**What to work on**:
Give only the number of lines that include the string "ASTM".

===== Dataset records

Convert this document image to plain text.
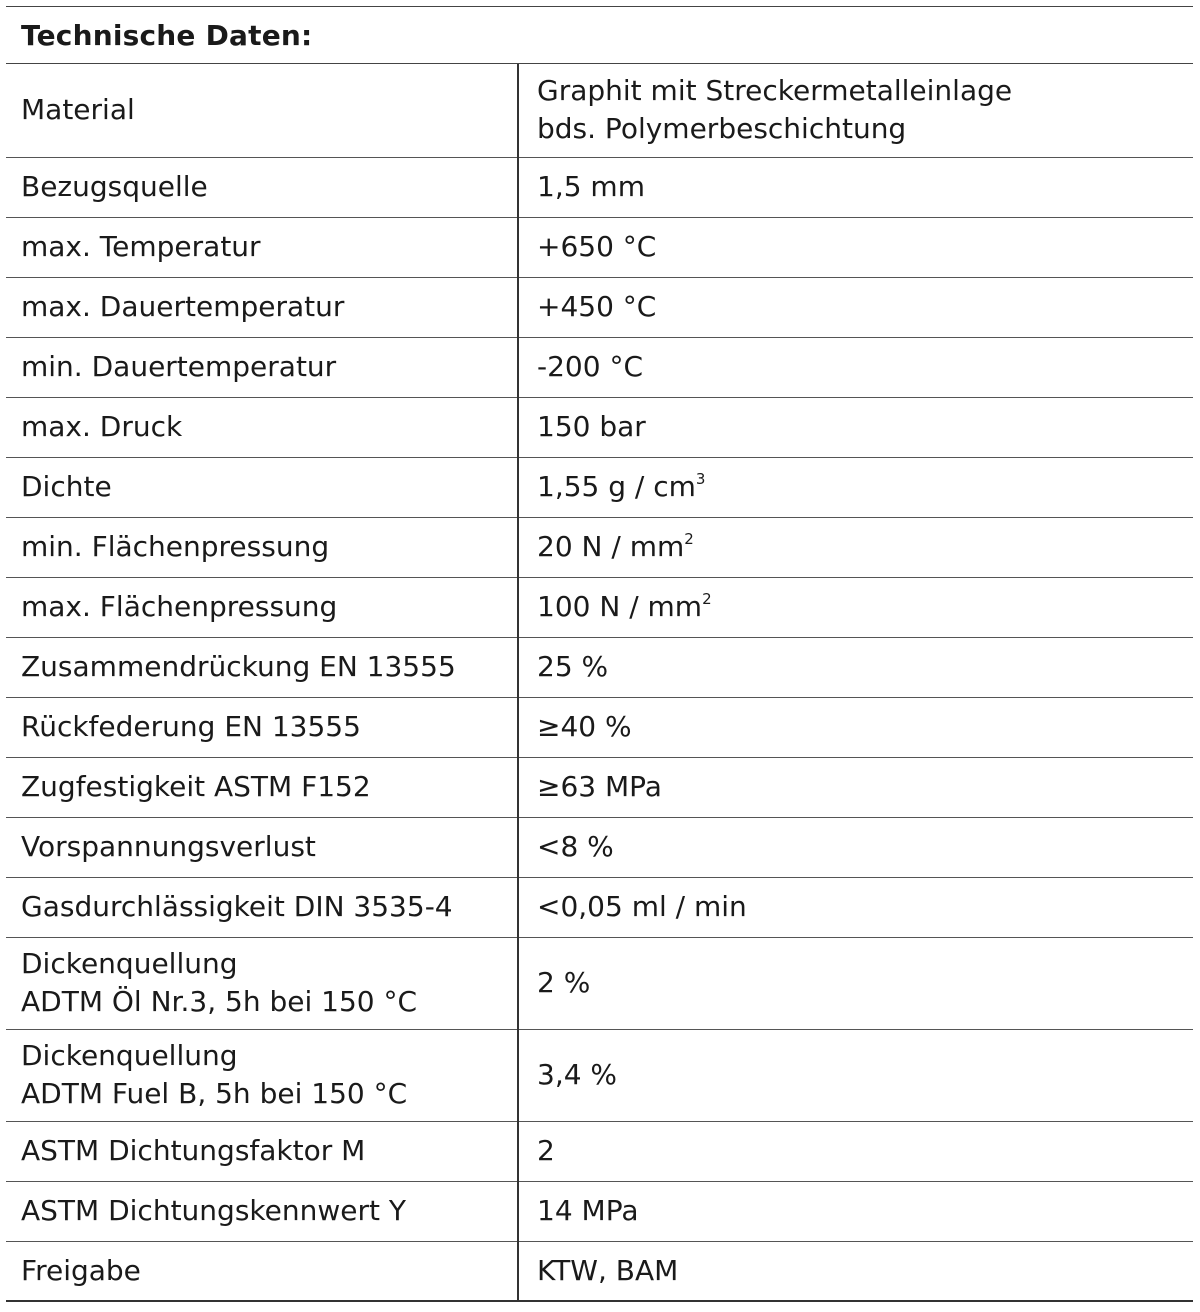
Technische Daten:
Material	Graphit mit Streckermetalleinlage
bds. Polymerbeschichtung
Bezugsquelle	1,5 mm
max. Temperatur	+650 °C
max. Dauertemperatur	+450 °C
min. Dauertemperatur	-200 °C
max. Druck	150 bar
Dichte	1,55 g / $cm^3$
min. Flächenpressung	20 N / $mm^2$
max. Flächenpressung	100 N / $mm^2$
Zusammendrückung EN 13555	25 %
Rückfederung EN 13555	≥40 %
Zugfestigkeit ASTM F152	≥63 MPa
Vorspannungsverlust	<8 %
Gasdurchlässigkeit DIN 3535-4	<0,05 ml / min
Dickenquellung
ADTM Öl Nr.3, 5h bei 150 °C	2 %
Dickenquellung
ADTM Fuel B, 5h bei 150 °C	3,4 %
ASTM Dichtungsfaktor M	2
ASTM Dichtungskennwert Y	14 MPa
Freigabe	KTW, BAM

==========

**Answer to this problem**:
3